▶ [YOUR INSTRUCTIONS]
Scan the following material for the string "separately" and copy each line in which it appears.

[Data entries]
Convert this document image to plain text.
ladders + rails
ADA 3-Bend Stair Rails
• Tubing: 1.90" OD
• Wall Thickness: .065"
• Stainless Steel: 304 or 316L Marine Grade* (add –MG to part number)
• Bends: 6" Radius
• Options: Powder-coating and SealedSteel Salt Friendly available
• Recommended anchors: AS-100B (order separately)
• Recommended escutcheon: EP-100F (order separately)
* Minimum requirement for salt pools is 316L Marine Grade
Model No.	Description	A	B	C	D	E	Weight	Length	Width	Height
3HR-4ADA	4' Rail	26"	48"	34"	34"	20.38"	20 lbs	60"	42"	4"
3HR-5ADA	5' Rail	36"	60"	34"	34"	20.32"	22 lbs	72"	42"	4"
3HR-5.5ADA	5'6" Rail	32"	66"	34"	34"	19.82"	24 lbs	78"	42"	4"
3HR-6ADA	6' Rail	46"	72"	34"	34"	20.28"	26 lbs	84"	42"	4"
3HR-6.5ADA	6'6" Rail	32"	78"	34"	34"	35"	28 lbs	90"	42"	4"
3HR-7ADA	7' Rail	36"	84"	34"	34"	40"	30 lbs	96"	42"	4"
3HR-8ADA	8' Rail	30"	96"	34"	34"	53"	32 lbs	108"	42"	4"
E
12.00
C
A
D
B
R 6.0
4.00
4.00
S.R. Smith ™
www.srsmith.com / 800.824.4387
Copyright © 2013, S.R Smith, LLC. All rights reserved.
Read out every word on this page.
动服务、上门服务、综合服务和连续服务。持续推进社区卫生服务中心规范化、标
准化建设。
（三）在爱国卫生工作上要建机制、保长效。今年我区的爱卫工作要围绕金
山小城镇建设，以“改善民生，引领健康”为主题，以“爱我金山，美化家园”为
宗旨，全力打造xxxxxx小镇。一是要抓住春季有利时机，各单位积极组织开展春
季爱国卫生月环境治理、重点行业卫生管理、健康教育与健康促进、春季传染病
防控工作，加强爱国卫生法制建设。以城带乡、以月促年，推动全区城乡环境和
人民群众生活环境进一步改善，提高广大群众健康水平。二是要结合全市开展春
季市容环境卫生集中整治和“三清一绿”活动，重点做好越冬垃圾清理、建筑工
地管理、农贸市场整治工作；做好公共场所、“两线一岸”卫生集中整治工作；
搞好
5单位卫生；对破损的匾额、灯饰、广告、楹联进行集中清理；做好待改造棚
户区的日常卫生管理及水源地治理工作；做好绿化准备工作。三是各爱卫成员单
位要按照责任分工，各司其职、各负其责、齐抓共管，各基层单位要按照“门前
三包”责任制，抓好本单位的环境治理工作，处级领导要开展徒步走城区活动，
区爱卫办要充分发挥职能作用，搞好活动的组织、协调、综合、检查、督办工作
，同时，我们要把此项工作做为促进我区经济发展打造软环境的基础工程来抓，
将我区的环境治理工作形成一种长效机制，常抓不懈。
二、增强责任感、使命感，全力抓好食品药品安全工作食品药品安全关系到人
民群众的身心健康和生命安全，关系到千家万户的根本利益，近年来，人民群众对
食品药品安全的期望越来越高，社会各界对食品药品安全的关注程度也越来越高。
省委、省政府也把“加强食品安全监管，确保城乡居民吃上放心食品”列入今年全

▶ [ANSWER TO THE TASK]
• Recommended anchors: AS-100B (order separately)
• Recommended escutcheon: EP-100F (order separately)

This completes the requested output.